[Collected data entries]
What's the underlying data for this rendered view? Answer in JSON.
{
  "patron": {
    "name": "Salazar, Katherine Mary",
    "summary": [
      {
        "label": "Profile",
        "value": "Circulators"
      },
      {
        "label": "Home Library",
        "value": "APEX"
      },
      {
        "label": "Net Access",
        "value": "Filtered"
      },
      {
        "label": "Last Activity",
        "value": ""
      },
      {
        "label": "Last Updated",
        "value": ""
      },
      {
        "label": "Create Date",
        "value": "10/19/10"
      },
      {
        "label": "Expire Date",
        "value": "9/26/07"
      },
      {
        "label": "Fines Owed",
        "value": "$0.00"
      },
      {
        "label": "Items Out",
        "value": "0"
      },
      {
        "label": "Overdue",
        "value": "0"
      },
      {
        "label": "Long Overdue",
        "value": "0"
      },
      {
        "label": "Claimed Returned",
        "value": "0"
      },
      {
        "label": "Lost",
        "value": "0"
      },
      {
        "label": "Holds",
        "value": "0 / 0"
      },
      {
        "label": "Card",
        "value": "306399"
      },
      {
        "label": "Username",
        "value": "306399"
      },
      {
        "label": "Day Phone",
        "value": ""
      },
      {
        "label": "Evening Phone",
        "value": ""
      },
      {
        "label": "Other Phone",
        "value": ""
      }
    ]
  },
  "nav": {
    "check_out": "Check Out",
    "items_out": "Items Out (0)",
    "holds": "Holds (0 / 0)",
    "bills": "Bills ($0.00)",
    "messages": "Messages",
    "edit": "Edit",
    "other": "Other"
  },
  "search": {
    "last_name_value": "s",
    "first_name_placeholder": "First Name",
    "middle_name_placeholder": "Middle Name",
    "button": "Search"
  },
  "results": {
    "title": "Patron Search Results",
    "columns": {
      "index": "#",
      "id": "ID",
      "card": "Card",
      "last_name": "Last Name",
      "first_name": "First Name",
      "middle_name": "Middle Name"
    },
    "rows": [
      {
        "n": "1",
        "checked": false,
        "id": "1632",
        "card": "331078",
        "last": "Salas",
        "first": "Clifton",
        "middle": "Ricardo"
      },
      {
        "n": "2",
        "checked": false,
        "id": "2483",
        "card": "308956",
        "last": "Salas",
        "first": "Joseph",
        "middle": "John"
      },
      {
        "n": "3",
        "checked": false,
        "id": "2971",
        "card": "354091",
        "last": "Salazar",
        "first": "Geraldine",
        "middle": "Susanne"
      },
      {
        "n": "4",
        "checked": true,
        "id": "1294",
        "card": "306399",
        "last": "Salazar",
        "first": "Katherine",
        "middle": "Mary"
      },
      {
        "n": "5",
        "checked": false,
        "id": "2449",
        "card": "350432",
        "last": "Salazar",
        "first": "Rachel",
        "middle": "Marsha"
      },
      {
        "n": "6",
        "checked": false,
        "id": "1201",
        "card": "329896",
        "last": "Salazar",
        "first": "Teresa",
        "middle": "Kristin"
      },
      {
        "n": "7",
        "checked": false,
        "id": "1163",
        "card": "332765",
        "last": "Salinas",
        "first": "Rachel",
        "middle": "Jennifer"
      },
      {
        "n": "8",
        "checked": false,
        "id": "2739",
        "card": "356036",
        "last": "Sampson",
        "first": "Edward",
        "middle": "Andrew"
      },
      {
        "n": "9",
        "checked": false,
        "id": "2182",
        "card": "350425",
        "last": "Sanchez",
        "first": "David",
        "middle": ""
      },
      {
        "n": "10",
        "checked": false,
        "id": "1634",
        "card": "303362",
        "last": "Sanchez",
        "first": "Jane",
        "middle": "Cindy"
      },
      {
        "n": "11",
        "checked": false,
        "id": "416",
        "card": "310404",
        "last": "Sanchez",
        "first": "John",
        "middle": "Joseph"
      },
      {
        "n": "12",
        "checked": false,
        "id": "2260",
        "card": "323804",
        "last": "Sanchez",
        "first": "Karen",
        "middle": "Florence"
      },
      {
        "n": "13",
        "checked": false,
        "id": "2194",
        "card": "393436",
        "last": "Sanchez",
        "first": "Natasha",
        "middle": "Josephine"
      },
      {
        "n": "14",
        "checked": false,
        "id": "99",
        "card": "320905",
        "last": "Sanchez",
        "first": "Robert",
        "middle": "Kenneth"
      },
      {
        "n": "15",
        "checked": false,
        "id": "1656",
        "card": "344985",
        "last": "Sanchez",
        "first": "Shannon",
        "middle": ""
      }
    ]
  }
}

**WHAT IS REQUIRED**
Extract each line of the listing above, copying it word for word.

**THE RESULT**
What's the underlying data for this rendered view? Answer in JSON.
{
  "patron": {
    "name": "Salazar, Katherine Mary",
    "summary": [
      {
        "label": "Profile",
        "value": "Circulators"
      },
      {
        "label": "Home Library",
        "value": "APEX"
      },
      {
        "label": "Net Access",
        "value": "Filtered"
      },
      {
        "label": "Last Activity",
        "value": ""
      },
      {
        "label": "Last Updated",
        "value": ""
      },
      {
        "label": "Create Date",
        "value": "10/19/10"
      },
      {
        "label": "Expire Date",
        "value": "9/26/07"
      },
      {
        "label": "Fines Owed",
        "value": "$0.00"
      },
      {
        "label": "Items Out",
        "value": "0"
      },
      {
        "label": "Overdue",
        "value": "0"
      },
      {
        "label": "Long Overdue",
        "value": "0"
      },
      {
        "label": "Claimed Returned",
        "value": "0"
      },
      {
        "label": "Lost",
        "value": "0"
      },
      {
        "label": "Holds",
        "value": "0 / 0"
      },
      {
        "label": "Card",
        "value": "306399"
      },
      {
        "label": "Username",
        "value": "306399"
      },
      {
        "label": "Day Phone",
        "value": ""
      },
      {
        "label": "Evening Phone",
        "value": ""
      },
      {
        "label": "Other Phone",
        "value": ""
      }
    ]
  },
  "nav": {
    "check_out": "Check Out",
    "items_out": "Items Out (0)",
    "holds": "Holds (0 / 0)",
    "bills": "Bills ($0.00)",
    "messages": "Messages",
    "edit": "Edit",
    "other": "Other"
  },
  "search": {
    "last_name_value": "s",
    "first_name_placeholder": "First Name",
    "middle_name_placeholder": "Middle Name",
    "button": "Search"
  },
  "results": {
    "title": "Patron Search Results",
    "columns": {
      "index": "#",
      "id": "ID",
      "card": "Card",
      "last_name": "Last Name",
      "first_name": "First Name",
      "middle_name": "Middle Name"
    },
    "rows": [
      {
        "n": "1",
        "checked": false,
        "id": "1632",
        "card": "331078",
        "last": "Salas",
        "first": "Clifton",
        "middle": "Ricardo"
      },
      {
        "n": "2",
        "checked": false,
        "id": "2483",
        "card": "308956",
        "last": "Salas",
        "first": "Joseph",
        "middle": "John"
      },
      {
        "n": "3",
        "checked": false,
        "id": "2971",
        "card": "354091",
        "last": "Salazar",
        "first": "Geraldine",
        "middle": "Susanne"
      },
      {
        "n": "4",
        "checked": true,
        "id": "1294",
        "card": "306399",
        "last": "Salazar",
        "first": "Katherine",
        "middle": "Mary"
      },
      {
        "n": "5",
        "checked": false,
        "id": "2449",
        "card": "350432",
        "last": "Salazar",
        "first": "Rachel",
        "middle": "Marsha"
      },
      {
        "n": "6",
        "checked": false,
        "id": "1201",
        "card": "329896",
        "last": "Salazar",
        "first": "Teresa",
        "middle": "Kristin"
      },
      {
        "n": "7",
        "checked": false,
        "id": "1163",
        "card": "332765",
        "last": "Salinas",
        "first": "Rachel",
        "middle": "Jennifer"
      },
      {
        "n": "8",
        "checked": false,
        "id": "2739",
        "card": "356036",
        "last": "Sampson",
        "first": "Edward",
        "middle": "Andrew"
      },
      {
        "n": "9",
        "checked": false,
        "id": "2182",
        "card": "350425",
        "last": "Sanchez",
        "first": "David",
        "middle": ""
      },
      {
        "n": "10",
        "checked": false,
        "id": "1634",
        "card": "303362",
        "last": "Sanchez",
        "first": "Jane",
        "middle": "Cindy"
      },
      {
        "n": "11",
        "checked": false,
        "id": "416",
        "card": "310404",
        "last": "Sanchez",
        "first": "John",
        "middle": "Joseph"
      },
      {
        "n": "12",
        "checked": false,
        "id": "2260",
        "card": "323804",
        "last": "Sanchez",
        "first": "Karen",
        "middle": "Florence"
      },
      {
        "n": "13",
        "checked": false,
        "id": "2194",
        "card": "393436",
        "last": "Sanchez",
        "first": "Natasha",
        "middle": "Josephine"
      },
      {
        "n": "14",
        "checked": false,
        "id": "99",
        "card": "320905",
        "last": "Sanchez",
        "first": "Robert",
        "middle": "Kenneth"
      },
      {
        "n": "15",
        "checked": false,
        "id": "1656",
        "card": "344985",
        "last": "Sanchez",
        "first": "Shannon",
        "middle": ""
      }
    ]
  }
}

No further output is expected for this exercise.